● **Excerpts from a figure dataset**
# # #

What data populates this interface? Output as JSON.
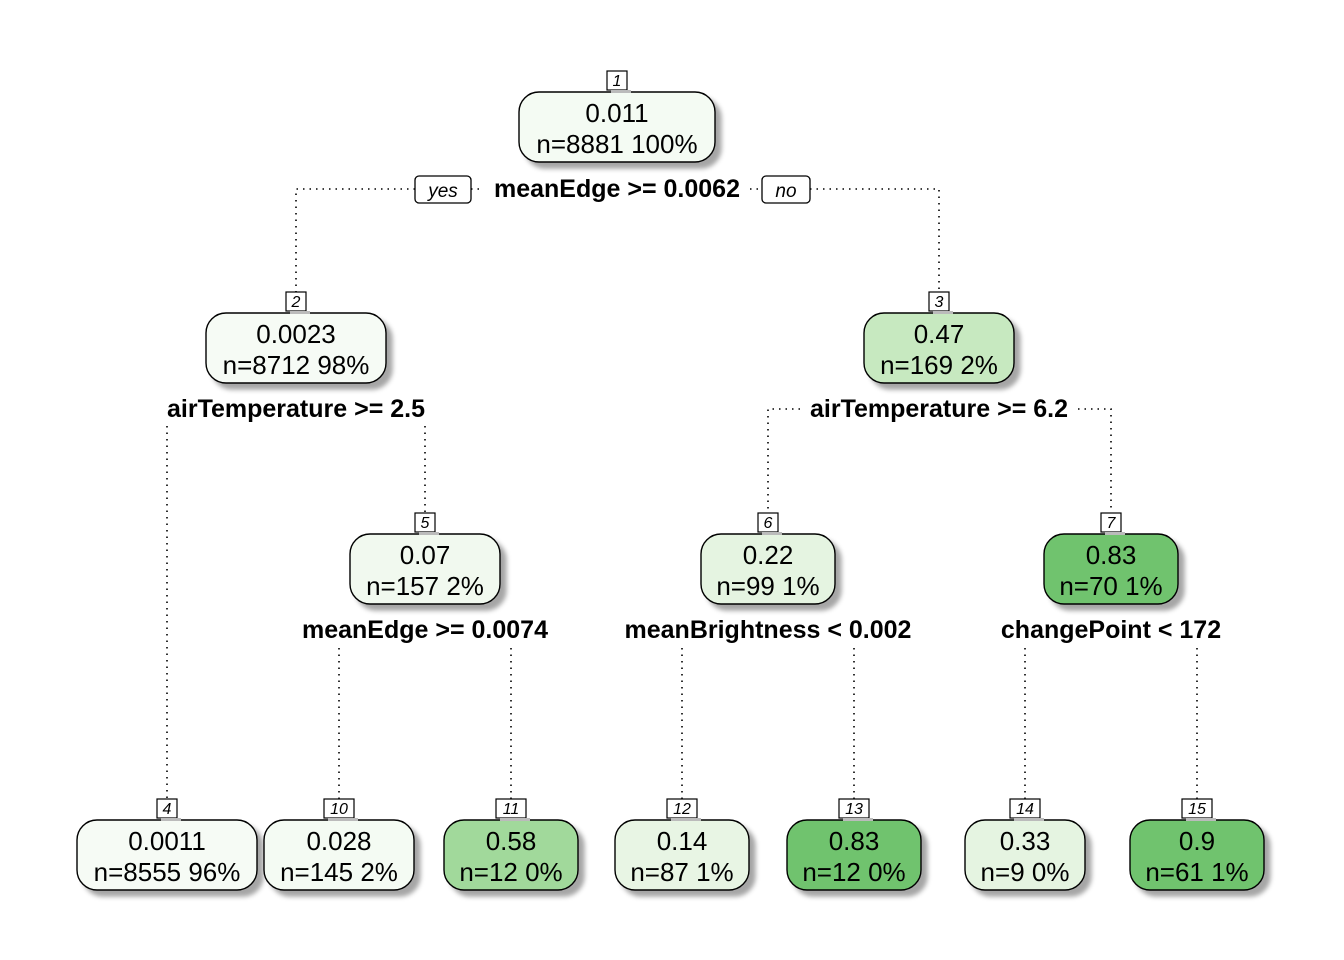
{
  "tree": {
    "yes_label": "yes",
    "no_label": "no",
    "nodes": [
      {
        "id": "1",
        "value": "0.011",
        "count": "n=8881  100%",
        "fill": "#f4fbf3"
      },
      {
        "id": "2",
        "value": "0.0023",
        "count": "n=8712  98%",
        "fill": "#f6fbf5"
      },
      {
        "id": "3",
        "value": "0.47",
        "count": "n=169  2%",
        "fill": "#c7e9c0"
      },
      {
        "id": "4",
        "value": "0.0011",
        "count": "n=8555  96%",
        "fill": "#f6fbf5"
      },
      {
        "id": "5",
        "value": "0.07",
        "count": "n=157  2%",
        "fill": "#f1f9ef"
      },
      {
        "id": "6",
        "value": "0.22",
        "count": "n=99  1%",
        "fill": "#e5f4e1"
      },
      {
        "id": "7",
        "value": "0.83",
        "count": "n=70  1%",
        "fill": "#70c36e"
      },
      {
        "id": "10",
        "value": "0.028",
        "count": "n=145  2%",
        "fill": "#f4fbf3"
      },
      {
        "id": "11",
        "value": "0.58",
        "count": "n=12  0%",
        "fill": "#a1d99b"
      },
      {
        "id": "12",
        "value": "0.14",
        "count": "n=87  1%",
        "fill": "#e8f5e4"
      },
      {
        "id": "13",
        "value": "0.83",
        "count": "n=12  0%",
        "fill": "#70c36e"
      },
      {
        "id": "14",
        "value": "0.33",
        "count": "n=9  0%",
        "fill": "#e5f4e1"
      },
      {
        "id": "15",
        "value": "0.9",
        "count": "n=61  1%",
        "fill": "#70c36e"
      }
    ],
    "splits": [
      {
        "node": "1",
        "label": "meanEdge >= 0.0062"
      },
      {
        "node": "2",
        "label": "airTemperature >= 2.5"
      },
      {
        "node": "3",
        "label": "airTemperature >= 6.2"
      },
      {
        "node": "5",
        "label": "meanEdge >= 0.0074"
      },
      {
        "node": "6",
        "label": "meanBrightness < 0.002"
      },
      {
        "node": "7",
        "label": "changePoint < 172"
      }
    ]
  }
}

# # #

● **Exercise objective**
Set down the material exactly, every line of it, except for the pictures.

● **Problem solution**
What data populates this interface? Output as JSON.
{
  "tree": {
    "yes_label": "yes",
    "no_label": "no",
    "nodes": [
      {
        "id": "1",
        "value": "0.011",
        "count": "n=8881  100%",
        "fill": "#f4fbf3"
      },
      {
        "id": "2",
        "value": "0.0023",
        "count": "n=8712  98%",
        "fill": "#f6fbf5"
      },
      {
        "id": "3",
        "value": "0.47",
        "count": "n=169  2%",
        "fill": "#c7e9c0"
      },
      {
        "id": "4",
        "value": "0.0011",
        "count": "n=8555  96%",
        "fill": "#f6fbf5"
      },
      {
        "id": "5",
        "value": "0.07",
        "count": "n=157  2%",
        "fill": "#f1f9ef"
      },
      {
        "id": "6",
        "value": "0.22",
        "count": "n=99  1%",
        "fill": "#e5f4e1"
      },
      {
        "id": "7",
        "value": "0.83",
        "count": "n=70  1%",
        "fill": "#70c36e"
      },
      {
        "id": "10",
        "value": "0.028",
        "count": "n=145  2%",
        "fill": "#f4fbf3"
      },
      {
        "id": "11",
        "value": "0.58",
        "count": "n=12  0%",
        "fill": "#a1d99b"
      },
      {
        "id": "12",
        "value": "0.14",
        "count": "n=87  1%",
        "fill": "#e8f5e4"
      },
      {
        "id": "13",
        "value": "0.83",
        "count": "n=12  0%",
        "fill": "#70c36e"
      },
      {
        "id": "14",
        "value": "0.33",
        "count": "n=9  0%",
        "fill": "#e5f4e1"
      },
      {
        "id": "15",
        "value": "0.9",
        "count": "n=61  1%",
        "fill": "#70c36e"
      }
    ],
    "splits": [
      {
        "node": "1",
        "label": "meanEdge >= 0.0062"
      },
      {
        "node": "2",
        "label": "airTemperature >= 2.5"
      },
      {
        "node": "3",
        "label": "airTemperature >= 6.2"
      },
      {
        "node": "5",
        "label": "meanEdge >= 0.0074"
      },
      {
        "node": "6",
        "label": "meanBrightness < 0.002"
      },
      {
        "node": "7",
        "label": "changePoint < 172"
      }
    ]
  }
}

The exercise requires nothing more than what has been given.